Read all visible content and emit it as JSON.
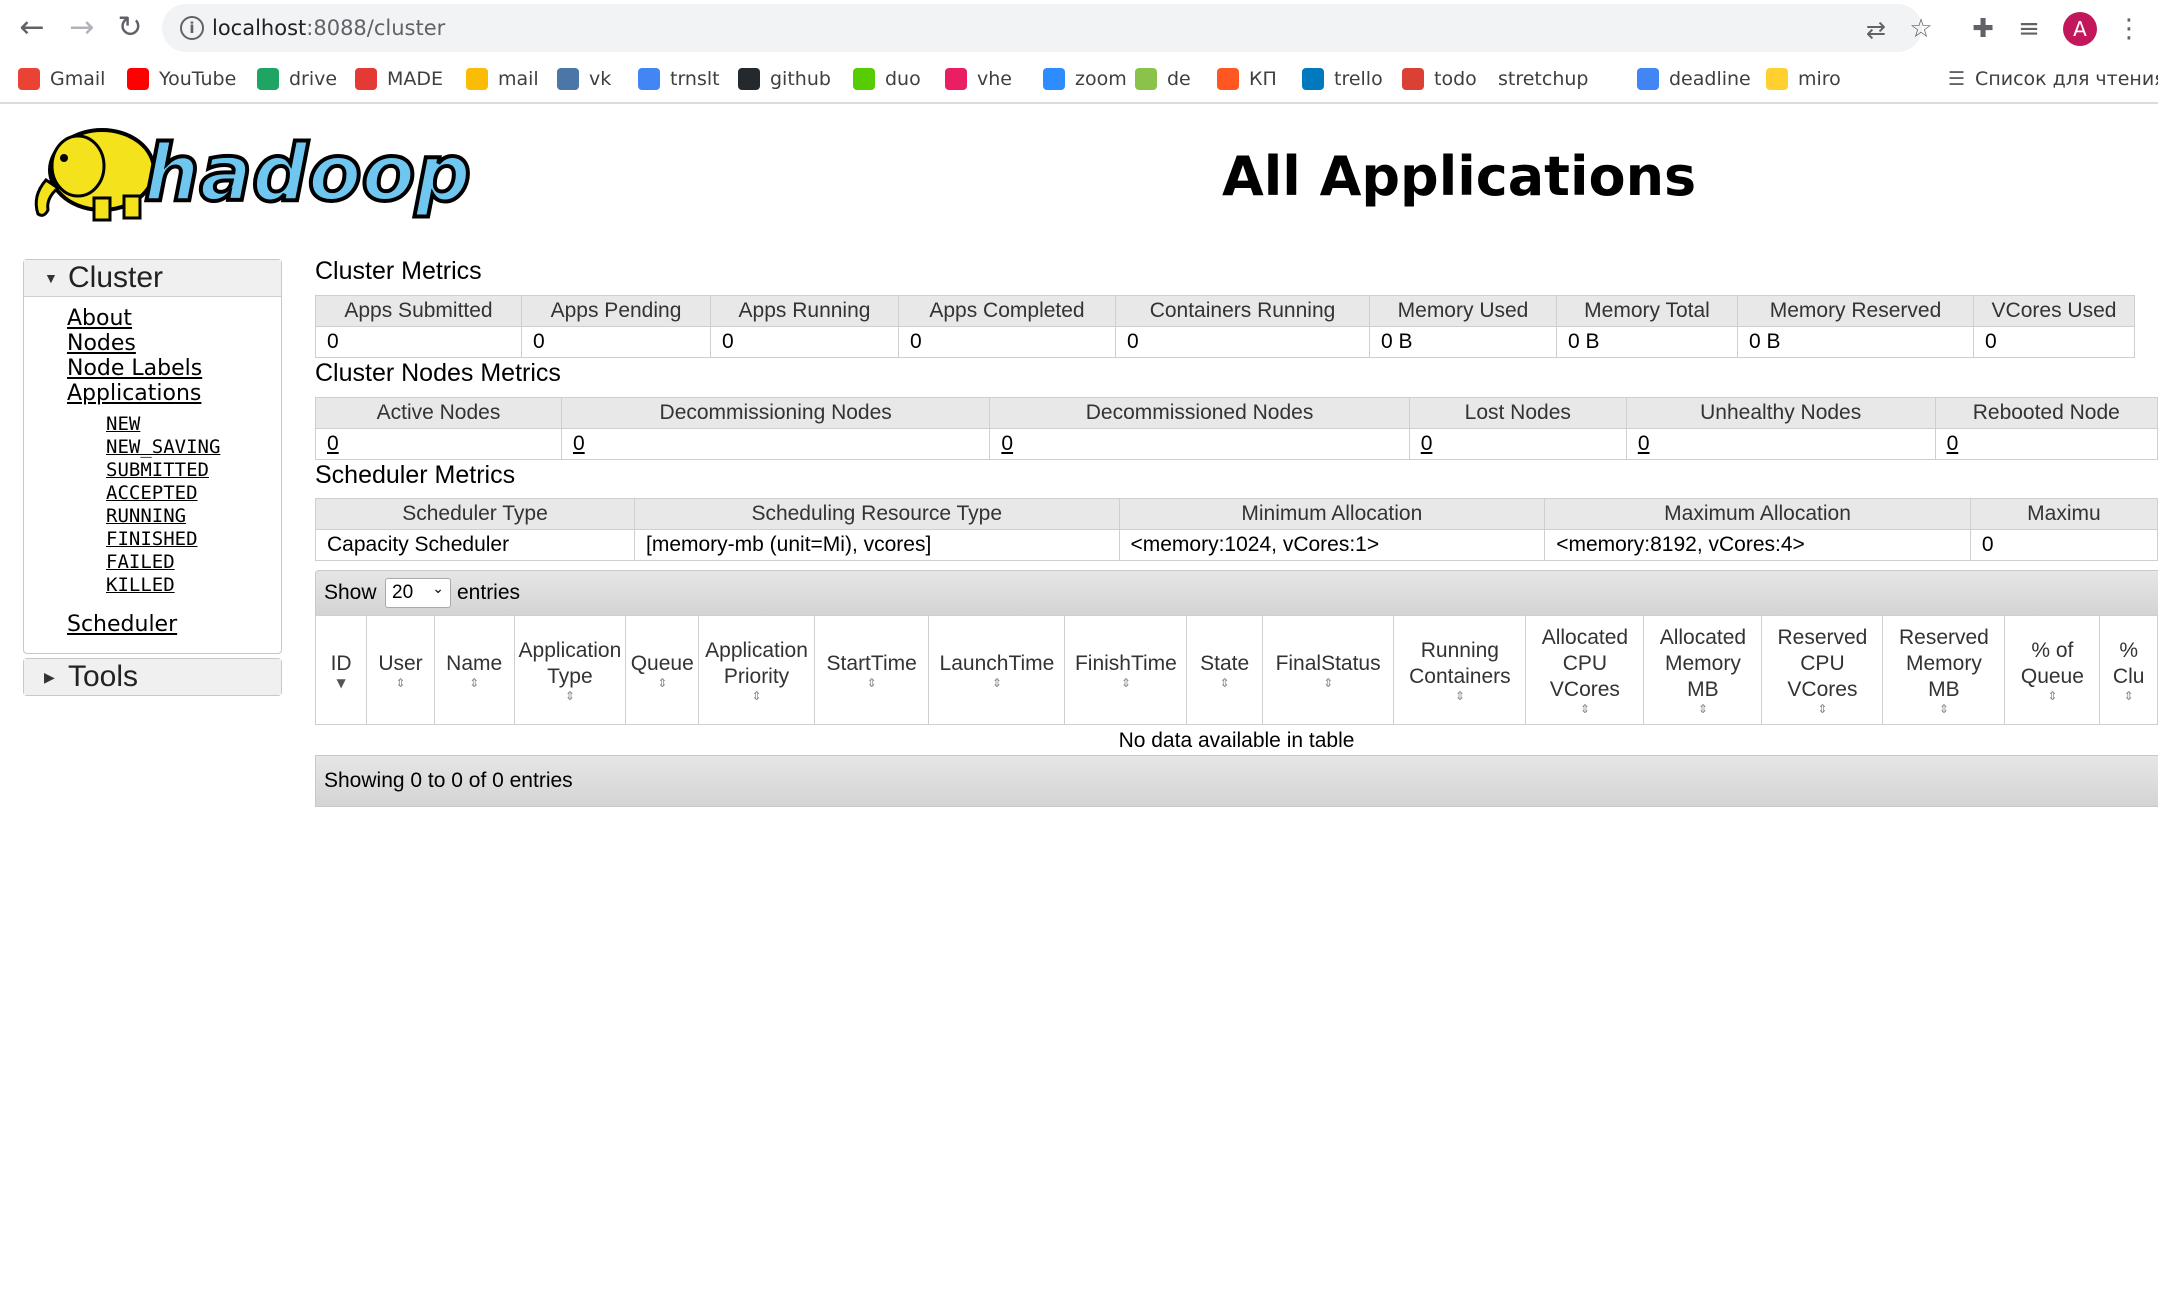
{
  "browser": {
    "url_host": "localhost",
    "url_path": ":8088/cluster",
    "avatar_letter": "A",
    "bookmarks": [
      {
        "label": "Gmail",
        "icon": "gmail-icon",
        "color": "#ea4335"
      },
      {
        "label": "YouTube",
        "icon": "youtube-icon",
        "color": "#ff0000"
      },
      {
        "label": "drive",
        "icon": "drive-icon",
        "color": "#1fa463"
      },
      {
        "label": "MADE",
        "icon": "made-icon",
        "color": "#e53935"
      },
      {
        "label": "mail",
        "icon": "mail-icon",
        "color": "#fbbc05"
      },
      {
        "label": "vk",
        "icon": "vk-icon",
        "color": "#4a76a8"
      },
      {
        "label": "trnslt",
        "icon": "translate-icon",
        "color": "#4285f4"
      },
      {
        "label": "github",
        "icon": "github-icon",
        "color": "#24292e"
      },
      {
        "label": "duo",
        "icon": "duolingo-icon",
        "color": "#58cc02"
      },
      {
        "label": "vhe",
        "icon": "vhe-icon",
        "color": "#e91e63"
      },
      {
        "label": "zoom",
        "icon": "zoom-icon",
        "color": "#2d8cff"
      },
      {
        "label": "de",
        "icon": "de-icon",
        "color": "#8bc34a"
      },
      {
        "label": "КП",
        "icon": "kp-icon",
        "color": "#ff5722"
      },
      {
        "label": "trello",
        "icon": "trello-icon",
        "color": "#0079bf"
      },
      {
        "label": "todo",
        "icon": "todoist-icon",
        "color": "#db4035"
      },
      {
        "label": "stretchup",
        "icon": "",
        "color": ""
      },
      {
        "label": "deadline",
        "icon": "docs-icon",
        "color": "#4285f4"
      },
      {
        "label": "miro",
        "icon": "miro-icon",
        "color": "#ffd02f"
      }
    ],
    "reading_list": "Список для чтения"
  },
  "page": {
    "logo_text": "hadoop",
    "title": "All Applications"
  },
  "sidebar": {
    "cluster": {
      "heading": "Cluster",
      "links": [
        "About",
        "Nodes",
        "Node Labels",
        "Applications"
      ],
      "app_states": [
        "NEW",
        "NEW_SAVING",
        "SUBMITTED",
        "ACCEPTED",
        "RUNNING",
        "FINISHED",
        "FAILED",
        "KILLED"
      ],
      "scheduler": "Scheduler"
    },
    "tools": {
      "heading": "Tools"
    }
  },
  "cluster_metrics": {
    "title": "Cluster Metrics",
    "headers": [
      "Apps Submitted",
      "Apps Pending",
      "Apps Running",
      "Apps Completed",
      "Containers Running",
      "Memory Used",
      "Memory Total",
      "Memory Reserved",
      "VCores Used"
    ],
    "values": [
      "0",
      "0",
      "0",
      "0",
      "0",
      "0 B",
      "0 B",
      "0 B",
      "0"
    ]
  },
  "nodes_metrics": {
    "title": "Cluster Nodes Metrics",
    "headers": [
      "Active Nodes",
      "Decommissioning Nodes",
      "Decommissioned Nodes",
      "Lost Nodes",
      "Unhealthy Nodes",
      "Rebooted Node"
    ],
    "values": [
      "0",
      "0",
      "0",
      "0",
      "0",
      "0"
    ]
  },
  "scheduler_metrics": {
    "title": "Scheduler Metrics",
    "headers": [
      "Scheduler Type",
      "Scheduling Resource Type",
      "Minimum Allocation",
      "Maximum Allocation",
      "Maximu"
    ],
    "values": [
      "Capacity Scheduler",
      "[memory-mb (unit=Mi), vcores]",
      "<memory:1024, vCores:1>",
      "<memory:8192, vCores:4>",
      "0"
    ]
  },
  "apps_table": {
    "show_label": "Show",
    "entries_label": "entries",
    "page_size": "20",
    "columns": [
      [
        "ID"
      ],
      [
        "User"
      ],
      [
        "Name"
      ],
      [
        "Application",
        "Type"
      ],
      [
        "Queue"
      ],
      [
        "Application",
        "Priority"
      ],
      [
        "StartTime"
      ],
      [
        "LaunchTime"
      ],
      [
        "FinishTime"
      ],
      [
        "State"
      ],
      [
        "FinalStatus"
      ],
      [
        "Running",
        "Containers"
      ],
      [
        "Allocated",
        "CPU",
        "VCores"
      ],
      [
        "Allocated",
        "Memory",
        "MB"
      ],
      [
        "Reserved",
        "CPU",
        "VCores"
      ],
      [
        "Reserved",
        "Memory",
        "MB"
      ],
      [
        "% of",
        "Queue"
      ],
      [
        "%",
        "Clu"
      ]
    ],
    "empty_message": "No data available in table",
    "info": "Showing 0 to 0 of 0 entries"
  }
}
-=-=-=-=-
■ **Directive**: Restate every record exactly, please; do not copy the pictures.

■ **Expected answer**:
Read all visible content and emit it as JSON.
{
  "browser": {
    "url_host": "localhost",
    "url_path": ":8088/cluster",
    "avatar_letter": "A",
    "bookmarks": [
      {
        "label": "Gmail",
        "icon": "gmail-icon",
        "color": "#ea4335"
      },
      {
        "label": "YouTube",
        "icon": "youtube-icon",
        "color": "#ff0000"
      },
      {
        "label": "drive",
        "icon": "drive-icon",
        "color": "#1fa463"
      },
      {
        "label": "MADE",
        "icon": "made-icon",
        "color": "#e53935"
      },
      {
        "label": "mail",
        "icon": "mail-icon",
        "color": "#fbbc05"
      },
      {
        "label": "vk",
        "icon": "vk-icon",
        "color": "#4a76a8"
      },
      {
        "label": "trnslt",
        "icon": "translate-icon",
        "color": "#4285f4"
      },
      {
        "label": "github",
        "icon": "github-icon",
        "color": "#24292e"
      },
      {
        "label": "duo",
        "icon": "duolingo-icon",
        "color": "#58cc02"
      },
      {
        "label": "vhe",
        "icon": "vhe-icon",
        "color": "#e91e63"
      },
      {
        "label": "zoom",
        "icon": "zoom-icon",
        "color": "#2d8cff"
      },
      {
        "label": "de",
        "icon": "de-icon",
        "color": "#8bc34a"
      },
      {
        "label": "КП",
        "icon": "kp-icon",
        "color": "#ff5722"
      },
      {
        "label": "trello",
        "icon": "trello-icon",
        "color": "#0079bf"
      },
      {
        "label": "todo",
        "icon": "todoist-icon",
        "color": "#db4035"
      },
      {
        "label": "stretchup",
        "icon": "",
        "color": ""
      },
      {
        "label": "deadline",
        "icon": "docs-icon",
        "color": "#4285f4"
      },
      {
        "label": "miro",
        "icon": "miro-icon",
        "color": "#ffd02f"
      }
    ],
    "reading_list": "Список для чтения"
  },
  "page": {
    "logo_text": "hadoop",
    "title": "All Applications"
  },
  "sidebar": {
    "cluster": {
      "heading": "Cluster",
      "links": [
        "About",
        "Nodes",
        "Node Labels",
        "Applications"
      ],
      "app_states": [
        "NEW",
        "NEW_SAVING",
        "SUBMITTED",
        "ACCEPTED",
        "RUNNING",
        "FINISHED",
        "FAILED",
        "KILLED"
      ],
      "scheduler": "Scheduler"
    },
    "tools": {
      "heading": "Tools"
    }
  },
  "cluster_metrics": {
    "title": "Cluster Metrics",
    "headers": [
      "Apps Submitted",
      "Apps Pending",
      "Apps Running",
      "Apps Completed",
      "Containers Running",
      "Memory Used",
      "Memory Total",
      "Memory Reserved",
      "VCores Used"
    ],
    "values": [
      "0",
      "0",
      "0",
      "0",
      "0",
      "0 B",
      "0 B",
      "0 B",
      "0"
    ]
  },
  "nodes_metrics": {
    "title": "Cluster Nodes Metrics",
    "headers": [
      "Active Nodes",
      "Decommissioning Nodes",
      "Decommissioned Nodes",
      "Lost Nodes",
      "Unhealthy Nodes",
      "Rebooted Node"
    ],
    "values": [
      "0",
      "0",
      "0",
      "0",
      "0",
      "0"
    ]
  },
  "scheduler_metrics": {
    "title": "Scheduler Metrics",
    "headers": [
      "Scheduler Type",
      "Scheduling Resource Type",
      "Minimum Allocation",
      "Maximum Allocation",
      "Maximu"
    ],
    "values": [
      "Capacity Scheduler",
      "[memory-mb (unit=Mi), vcores]",
      "<memory:1024, vCores:1>",
      "<memory:8192, vCores:4>",
      "0"
    ]
  },
  "apps_table": {
    "show_label": "Show",
    "entries_label": "entries",
    "page_size": "20",
    "columns": [
      [
        "ID"
      ],
      [
        "User"
      ],
      [
        "Name"
      ],
      [
        "Application",
        "Type"
      ],
      [
        "Queue"
      ],
      [
        "Application",
        "Priority"
      ],
      [
        "StartTime"
      ],
      [
        "LaunchTime"
      ],
      [
        "FinishTime"
      ],
      [
        "State"
      ],
      [
        "FinalStatus"
      ],
      [
        "Running",
        "Containers"
      ],
      [
        "Allocated",
        "CPU",
        "VCores"
      ],
      [
        "Allocated",
        "Memory",
        "MB"
      ],
      [
        "Reserved",
        "CPU",
        "VCores"
      ],
      [
        "Reserved",
        "Memory",
        "MB"
      ],
      [
        "% of",
        "Queue"
      ],
      [
        "%",
        "Clu"
      ]
    ],
    "empty_message": "No data available in table",
    "info": "Showing 0 to 0 of 0 entries"
  }
}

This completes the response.